# RECORDED DATA:

— START —

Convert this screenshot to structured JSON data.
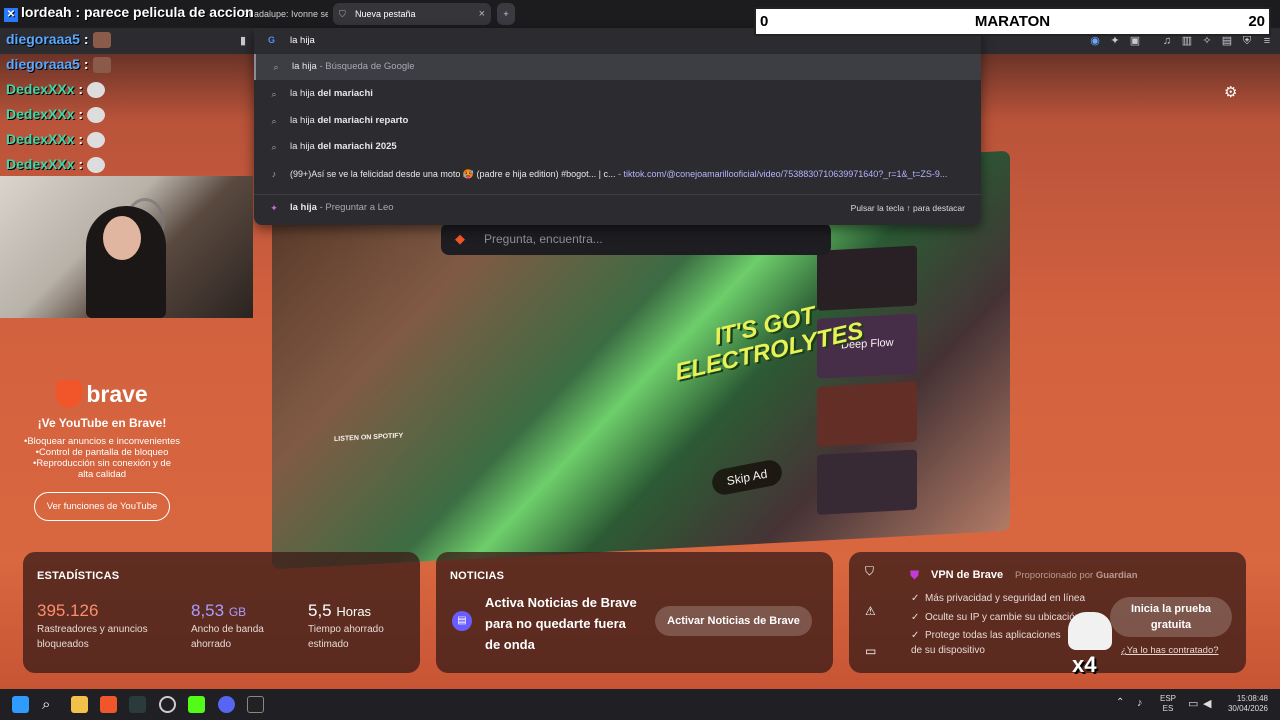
{
  "tabs": [
    {
      "label": "Guadalupe: Ivonne se"
    },
    {
      "label": "Nueva pestaña",
      "close": "×"
    }
  ],
  "new_tab_label": "+",
  "omnibox": {
    "value": "la hija",
    "suggestions": [
      {
        "bold": "la hija",
        "rest": " - Búsqueda de Google"
      },
      {
        "text": "la hija",
        "bold": " del mariachi"
      },
      {
        "text": "la hija",
        "bold": " del mariachi reparto"
      },
      {
        "text": "la hija",
        "bold": " del mariachi 2025"
      },
      {
        "title": "(99+)Así se ve la felicidad desde una moto 🥵 (padre e hija edition) #bogot... | c...",
        "url": " - tiktok.com/@conejoamarillooficial/video/7538830710639971640?_r=1&_t=ZS-9..."
      },
      {
        "bold": "la hija",
        "rest": " - Preguntar a Leo",
        "hint": "Pulsar la tecla ↑ para destacar"
      }
    ]
  },
  "chat": {
    "header": "lordeah : parece pelicula de accion",
    "messages": [
      {
        "user": "diegoraaa5",
        "sep": " :"
      },
      {
        "user": "diegoraaa5",
        "sep": " :"
      },
      {
        "user": "DedexXXx",
        "sep": " :"
      },
      {
        "user": "DedexXXx",
        "sep": " :"
      },
      {
        "user": "DedexXXx",
        "sep": " :"
      },
      {
        "user": "DedexXXx",
        "sep": " :"
      }
    ]
  },
  "marathon": {
    "left": "0",
    "title": "MARATON",
    "right": "20"
  },
  "promo": {
    "brand": "brave",
    "headline": "¡Ve YouTube en Brave!",
    "bullets": [
      "•Bloquear anuncios e inconvenientes",
      "•Control de pantalla de bloqueo",
      "•Reproducción sin conexión y de alta calidad"
    ],
    "button": "Ver funciones de YouTube"
  },
  "hero": {
    "ad_text_1": "IT'S GOT",
    "ad_text_2": "ELECTROLYTES",
    "skip": "Skip Ad",
    "deep_flow": "Deep Flow",
    "spotify": "LISTEN ON SPOTIFY"
  },
  "search": {
    "placeholder": "Pregunta, encuentra..."
  },
  "stats": {
    "title": "ESTADÍSTICAS",
    "trackers": "395.126",
    "trackers_label": "Rastreadores y anuncios bloqueados",
    "bandwidth": "8,53",
    "bandwidth_unit": "GB",
    "bandwidth_label": "Ancho de banda ahorrado",
    "time": "5,5",
    "time_unit": "Horas",
    "time_label": "Tiempo ahorrado estimado"
  },
  "news": {
    "title": "NOTICIAS",
    "text": "Activa Noticias de Brave para no quedarte fuera de onda",
    "button": "Activar Noticias de Brave"
  },
  "vpn": {
    "title": "VPN de Brave",
    "provider": "Proporcionado por",
    "provider_name": "Guardian",
    "features": [
      "Más privacidad y seguridad en línea",
      "Oculte su IP y cambie su ubicación",
      "Protege todas las aplicaciones de su dispositivo"
    ],
    "button": "Inicia la prueba gratuita",
    "link": "¿Ya lo has contratado?"
  },
  "x4": "x4",
  "taskbar": {
    "lang1": "ESP",
    "lang2": "ES",
    "time": "15:08:48",
    "date": "30/04/2026"
  },
  "colors": {
    "accent": "#f1562b",
    "link": "#b8b4ff"
  }
}
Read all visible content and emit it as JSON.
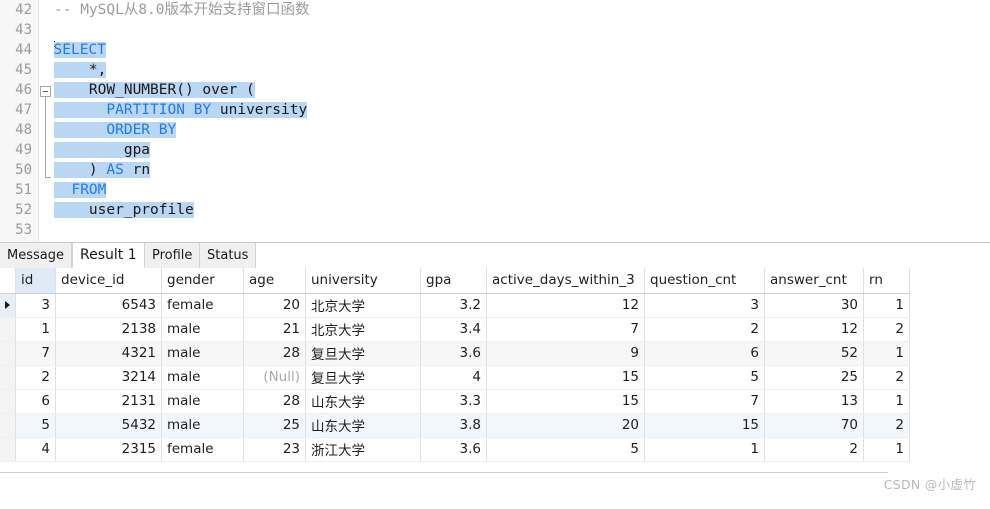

— END —

Copy the material above in full and exactly, skipping pictures.

Convert this screenshot to structured JSON data.
{
  "tabs": [
    {
      "label": "Guadalupe: Ivonne se"
    },
    {
      "label": "Nueva pestaña",
      "close": "×"
    }
  ],
  "new_tab_label": "+",
  "omnibox": {
    "value": "la hija",
    "suggestions": [
      {
        "bold": "la hija",
        "rest": " - Búsqueda de Google"
      },
      {
        "text": "la hija",
        "bold": " del mariachi"
      },
      {
        "text": "la hija",
        "bold": " del mariachi reparto"
      },
      {
        "text": "la hija",
        "bold": " del mariachi 2025"
      },
      {
        "title": "(99+)Así se ve la felicidad desde una moto 🥵 (padre e hija edition) #bogot... | c...",
        "url": " - tiktok.com/@conejoamarillooficial/video/7538830710639971640?_r=1&_t=ZS-9..."
      },
      {
        "bold": "la hija",
        "rest": " - Preguntar a Leo",
        "hint": "Pulsar la tecla ↑ para destacar"
      }
    ]
  },
  "chat": {
    "header": "lordeah : parece pelicula de accion",
    "messages": [
      {
        "user": "diegoraaa5",
        "sep": " :"
      },
      {
        "user": "diegoraaa5",
        "sep": " :"
      },
      {
        "user": "DedexXXx",
        "sep": " :"
      },
      {
        "user": "DedexXXx",
        "sep": " :"
      },
      {
        "user": "DedexXXx",
        "sep": " :"
      },
      {
        "user": "DedexXXx",
        "sep": " :"
      }
    ]
  },
  "marathon": {
    "left": "0",
    "title": "MARATON",
    "right": "20"
  },
  "promo": {
    "brand": "brave",
    "headline": "¡Ve YouTube en Brave!",
    "bullets": [
      "•Bloquear anuncios e inconvenientes",
      "•Control de pantalla de bloqueo",
      "•Reproducción sin conexión y de alta calidad"
    ],
    "button": "Ver funciones de YouTube"
  },
  "hero": {
    "ad_text_1": "IT'S GOT",
    "ad_text_2": "ELECTROLYTES",
    "skip": "Skip Ad",
    "deep_flow": "Deep Flow",
    "spotify": "LISTEN ON SPOTIFY"
  },
  "search": {
    "placeholder": "Pregunta, encuentra..."
  },
  "stats": {
    "title": "ESTADÍSTICAS",
    "trackers": "395.126",
    "trackers_label": "Rastreadores y anuncios bloqueados",
    "bandwidth": "8,53",
    "bandwidth_unit": "GB",
    "bandwidth_label": "Ancho de banda ahorrado",
    "time": "5,5",
    "time_unit": "Horas",
    "time_label": "Tiempo ahorrado estimado"
  },
  "news": {
    "title": "NOTICIAS",
    "text": "Activa Noticias de Brave para no quedarte fuera de onda",
    "button": "Activar Noticias de Brave"
  },
  "vpn": {
    "title": "VPN de Brave",
    "provider": "Proporcionado por",
    "provider_name": "Guardian",
    "features": [
      "Más privacidad y seguridad en línea",
      "Oculte su IP y cambie su ubicación",
      "Protege todas las aplicaciones de su dispositivo"
    ],
    "button": "Inicia la prueba gratuita",
    "link": "¿Ya lo has contratado?"
  },
  "x4": "x4",
  "taskbar": {
    "lang1": "ESP",
    "lang2": "ES",
    "time": "15:08:48",
    "date": "30/04/2026"
  },
  "colors": {
    "accent": "#f1562b",
    "link": "#b8b4ff"
  }
}
Read all visible content and emit it as JSON.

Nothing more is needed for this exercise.